Records from a data collection
************

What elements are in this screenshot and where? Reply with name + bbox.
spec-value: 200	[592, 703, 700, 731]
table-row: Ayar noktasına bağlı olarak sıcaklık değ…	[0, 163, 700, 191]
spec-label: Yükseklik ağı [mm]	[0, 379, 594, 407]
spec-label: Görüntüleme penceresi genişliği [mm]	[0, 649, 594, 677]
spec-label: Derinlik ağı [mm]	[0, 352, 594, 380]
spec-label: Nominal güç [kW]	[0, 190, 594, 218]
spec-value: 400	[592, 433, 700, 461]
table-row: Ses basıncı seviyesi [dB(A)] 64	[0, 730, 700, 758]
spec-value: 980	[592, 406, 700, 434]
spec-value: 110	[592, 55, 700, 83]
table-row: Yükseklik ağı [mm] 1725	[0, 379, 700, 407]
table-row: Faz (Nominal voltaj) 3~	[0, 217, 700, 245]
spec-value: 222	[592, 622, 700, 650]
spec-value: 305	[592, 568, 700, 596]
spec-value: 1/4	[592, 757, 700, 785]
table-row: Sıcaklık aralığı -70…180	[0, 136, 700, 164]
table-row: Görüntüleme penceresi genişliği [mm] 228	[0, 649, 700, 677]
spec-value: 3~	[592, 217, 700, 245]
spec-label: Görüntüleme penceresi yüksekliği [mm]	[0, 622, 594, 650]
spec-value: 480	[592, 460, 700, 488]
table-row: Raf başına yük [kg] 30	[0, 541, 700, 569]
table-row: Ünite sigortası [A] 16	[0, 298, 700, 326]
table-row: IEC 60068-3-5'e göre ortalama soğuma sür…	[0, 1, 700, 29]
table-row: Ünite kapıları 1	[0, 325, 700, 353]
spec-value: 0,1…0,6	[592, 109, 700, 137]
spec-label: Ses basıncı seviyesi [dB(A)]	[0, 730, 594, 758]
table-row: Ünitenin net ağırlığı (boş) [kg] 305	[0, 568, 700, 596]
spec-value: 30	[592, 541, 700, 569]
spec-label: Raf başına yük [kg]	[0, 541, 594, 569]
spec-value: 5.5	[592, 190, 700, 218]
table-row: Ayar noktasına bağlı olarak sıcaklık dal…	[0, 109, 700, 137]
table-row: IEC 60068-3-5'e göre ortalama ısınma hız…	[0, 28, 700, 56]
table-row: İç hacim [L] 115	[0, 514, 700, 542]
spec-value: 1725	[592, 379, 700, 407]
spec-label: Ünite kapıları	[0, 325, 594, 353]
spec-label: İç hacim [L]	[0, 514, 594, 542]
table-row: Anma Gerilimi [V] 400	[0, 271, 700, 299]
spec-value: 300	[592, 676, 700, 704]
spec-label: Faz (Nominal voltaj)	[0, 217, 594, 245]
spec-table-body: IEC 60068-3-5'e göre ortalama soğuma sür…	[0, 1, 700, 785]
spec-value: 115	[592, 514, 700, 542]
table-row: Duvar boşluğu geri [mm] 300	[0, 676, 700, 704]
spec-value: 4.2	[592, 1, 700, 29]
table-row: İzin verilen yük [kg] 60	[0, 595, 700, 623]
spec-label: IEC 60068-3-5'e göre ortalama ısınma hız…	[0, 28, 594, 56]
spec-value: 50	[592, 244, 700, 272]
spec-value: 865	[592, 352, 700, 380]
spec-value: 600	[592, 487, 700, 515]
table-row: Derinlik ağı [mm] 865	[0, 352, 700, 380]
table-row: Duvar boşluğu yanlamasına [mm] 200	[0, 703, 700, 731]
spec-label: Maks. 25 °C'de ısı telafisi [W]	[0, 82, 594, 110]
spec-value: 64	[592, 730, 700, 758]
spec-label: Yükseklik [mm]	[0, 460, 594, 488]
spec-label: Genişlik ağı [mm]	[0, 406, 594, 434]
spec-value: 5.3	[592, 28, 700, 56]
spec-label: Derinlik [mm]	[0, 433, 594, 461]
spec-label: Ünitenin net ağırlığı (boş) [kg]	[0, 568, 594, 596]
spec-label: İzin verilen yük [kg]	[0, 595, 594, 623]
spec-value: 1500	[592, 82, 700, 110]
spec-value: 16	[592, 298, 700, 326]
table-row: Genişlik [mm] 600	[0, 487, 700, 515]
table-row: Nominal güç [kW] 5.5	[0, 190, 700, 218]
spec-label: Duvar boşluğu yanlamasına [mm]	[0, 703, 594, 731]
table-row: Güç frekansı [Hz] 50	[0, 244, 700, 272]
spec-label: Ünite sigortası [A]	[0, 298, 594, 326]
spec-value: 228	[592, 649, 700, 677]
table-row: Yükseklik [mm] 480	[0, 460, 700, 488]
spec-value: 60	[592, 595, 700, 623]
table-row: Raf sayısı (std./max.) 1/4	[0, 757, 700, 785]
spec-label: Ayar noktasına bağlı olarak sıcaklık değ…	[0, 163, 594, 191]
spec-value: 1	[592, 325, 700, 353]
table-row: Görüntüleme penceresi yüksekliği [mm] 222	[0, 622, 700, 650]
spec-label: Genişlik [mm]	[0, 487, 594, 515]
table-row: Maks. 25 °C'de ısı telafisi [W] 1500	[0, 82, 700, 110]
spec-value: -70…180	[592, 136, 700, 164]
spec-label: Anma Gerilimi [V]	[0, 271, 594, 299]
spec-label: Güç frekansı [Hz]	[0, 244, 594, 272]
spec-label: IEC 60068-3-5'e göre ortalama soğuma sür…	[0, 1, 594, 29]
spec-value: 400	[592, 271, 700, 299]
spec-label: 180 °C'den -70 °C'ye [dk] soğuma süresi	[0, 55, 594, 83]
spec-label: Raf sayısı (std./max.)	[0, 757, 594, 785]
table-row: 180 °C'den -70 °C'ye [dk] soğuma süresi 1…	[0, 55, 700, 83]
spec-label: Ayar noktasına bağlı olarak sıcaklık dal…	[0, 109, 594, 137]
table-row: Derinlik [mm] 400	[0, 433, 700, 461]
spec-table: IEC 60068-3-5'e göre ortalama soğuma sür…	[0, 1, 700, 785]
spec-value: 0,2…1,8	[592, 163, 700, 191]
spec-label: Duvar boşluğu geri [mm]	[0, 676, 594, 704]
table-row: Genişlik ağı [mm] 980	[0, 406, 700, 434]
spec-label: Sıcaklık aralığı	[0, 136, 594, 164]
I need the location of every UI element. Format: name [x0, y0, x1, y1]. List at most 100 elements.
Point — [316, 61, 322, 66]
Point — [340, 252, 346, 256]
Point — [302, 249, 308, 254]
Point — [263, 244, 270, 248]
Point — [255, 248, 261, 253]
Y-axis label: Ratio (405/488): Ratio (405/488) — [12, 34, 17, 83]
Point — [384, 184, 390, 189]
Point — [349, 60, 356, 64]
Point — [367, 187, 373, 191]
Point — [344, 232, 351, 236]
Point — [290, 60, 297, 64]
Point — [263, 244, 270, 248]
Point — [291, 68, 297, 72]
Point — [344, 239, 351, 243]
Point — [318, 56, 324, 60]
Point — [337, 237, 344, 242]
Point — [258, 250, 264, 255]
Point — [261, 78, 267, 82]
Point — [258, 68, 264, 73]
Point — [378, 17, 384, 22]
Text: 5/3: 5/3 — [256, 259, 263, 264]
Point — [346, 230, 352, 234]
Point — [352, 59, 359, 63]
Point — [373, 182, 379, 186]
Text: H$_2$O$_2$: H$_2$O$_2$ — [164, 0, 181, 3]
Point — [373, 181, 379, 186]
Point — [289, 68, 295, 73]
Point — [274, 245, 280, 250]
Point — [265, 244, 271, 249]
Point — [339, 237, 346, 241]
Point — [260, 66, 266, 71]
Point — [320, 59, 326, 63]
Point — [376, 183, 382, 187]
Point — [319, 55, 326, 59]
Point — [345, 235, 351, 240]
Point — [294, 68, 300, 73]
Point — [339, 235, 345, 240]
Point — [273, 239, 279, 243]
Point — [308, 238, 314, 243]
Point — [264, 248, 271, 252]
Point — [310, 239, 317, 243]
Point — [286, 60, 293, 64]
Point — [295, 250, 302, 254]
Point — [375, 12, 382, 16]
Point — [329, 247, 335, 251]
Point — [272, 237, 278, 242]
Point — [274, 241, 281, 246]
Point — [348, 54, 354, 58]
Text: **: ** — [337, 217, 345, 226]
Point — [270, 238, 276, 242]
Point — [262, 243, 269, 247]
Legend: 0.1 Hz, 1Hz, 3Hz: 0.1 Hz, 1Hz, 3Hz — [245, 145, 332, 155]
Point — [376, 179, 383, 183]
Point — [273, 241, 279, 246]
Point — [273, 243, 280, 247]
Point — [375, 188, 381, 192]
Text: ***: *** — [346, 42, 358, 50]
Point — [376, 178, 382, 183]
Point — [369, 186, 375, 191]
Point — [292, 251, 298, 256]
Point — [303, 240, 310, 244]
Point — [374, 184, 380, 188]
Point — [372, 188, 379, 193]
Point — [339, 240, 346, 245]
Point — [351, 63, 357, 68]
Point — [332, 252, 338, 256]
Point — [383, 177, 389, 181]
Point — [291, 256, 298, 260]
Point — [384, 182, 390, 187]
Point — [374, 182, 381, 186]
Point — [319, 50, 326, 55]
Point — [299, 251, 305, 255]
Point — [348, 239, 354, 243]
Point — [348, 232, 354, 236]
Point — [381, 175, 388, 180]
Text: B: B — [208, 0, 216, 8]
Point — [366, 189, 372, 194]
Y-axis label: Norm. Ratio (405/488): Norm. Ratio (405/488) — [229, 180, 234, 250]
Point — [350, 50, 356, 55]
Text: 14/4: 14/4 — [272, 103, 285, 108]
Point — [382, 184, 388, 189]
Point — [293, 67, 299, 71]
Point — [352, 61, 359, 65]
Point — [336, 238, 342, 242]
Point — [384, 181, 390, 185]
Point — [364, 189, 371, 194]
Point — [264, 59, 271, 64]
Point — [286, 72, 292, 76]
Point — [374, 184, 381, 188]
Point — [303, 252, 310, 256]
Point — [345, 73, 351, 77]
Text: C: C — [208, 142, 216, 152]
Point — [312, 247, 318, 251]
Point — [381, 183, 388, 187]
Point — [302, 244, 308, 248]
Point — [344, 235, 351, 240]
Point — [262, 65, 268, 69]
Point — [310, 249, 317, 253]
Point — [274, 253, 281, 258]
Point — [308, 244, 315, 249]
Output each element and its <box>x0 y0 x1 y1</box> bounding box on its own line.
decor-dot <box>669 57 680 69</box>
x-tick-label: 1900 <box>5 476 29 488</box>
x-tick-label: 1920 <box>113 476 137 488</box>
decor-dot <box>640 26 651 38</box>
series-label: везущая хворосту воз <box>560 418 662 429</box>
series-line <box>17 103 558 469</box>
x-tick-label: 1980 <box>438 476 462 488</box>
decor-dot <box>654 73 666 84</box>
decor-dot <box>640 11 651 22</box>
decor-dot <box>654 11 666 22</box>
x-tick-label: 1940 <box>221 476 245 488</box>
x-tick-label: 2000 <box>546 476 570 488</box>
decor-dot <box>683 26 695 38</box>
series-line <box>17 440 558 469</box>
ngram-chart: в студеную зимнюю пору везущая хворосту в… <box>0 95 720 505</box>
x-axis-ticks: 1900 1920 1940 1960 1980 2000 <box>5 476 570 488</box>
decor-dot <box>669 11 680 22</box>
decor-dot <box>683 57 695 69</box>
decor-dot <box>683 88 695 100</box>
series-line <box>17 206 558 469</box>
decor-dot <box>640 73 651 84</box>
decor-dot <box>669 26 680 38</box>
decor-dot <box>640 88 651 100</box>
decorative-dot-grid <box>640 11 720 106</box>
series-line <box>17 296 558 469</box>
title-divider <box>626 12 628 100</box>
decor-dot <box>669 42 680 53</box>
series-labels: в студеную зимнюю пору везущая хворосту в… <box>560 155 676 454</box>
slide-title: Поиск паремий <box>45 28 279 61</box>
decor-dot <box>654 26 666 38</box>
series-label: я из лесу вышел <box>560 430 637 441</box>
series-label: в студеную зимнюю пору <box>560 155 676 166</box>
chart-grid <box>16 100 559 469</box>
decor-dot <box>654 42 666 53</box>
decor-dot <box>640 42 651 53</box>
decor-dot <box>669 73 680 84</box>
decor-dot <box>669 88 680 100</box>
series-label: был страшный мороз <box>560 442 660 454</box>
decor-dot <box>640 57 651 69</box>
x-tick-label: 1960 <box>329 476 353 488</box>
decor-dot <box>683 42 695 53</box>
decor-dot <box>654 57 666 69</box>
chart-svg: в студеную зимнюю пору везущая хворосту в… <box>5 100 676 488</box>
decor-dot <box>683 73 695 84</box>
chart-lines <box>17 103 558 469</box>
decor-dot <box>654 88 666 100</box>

************

▶ **Exercise details**
Tally the rows above that contain the string "İzin", with case counting. Reply with the number alone.

▶ **Correct result**
2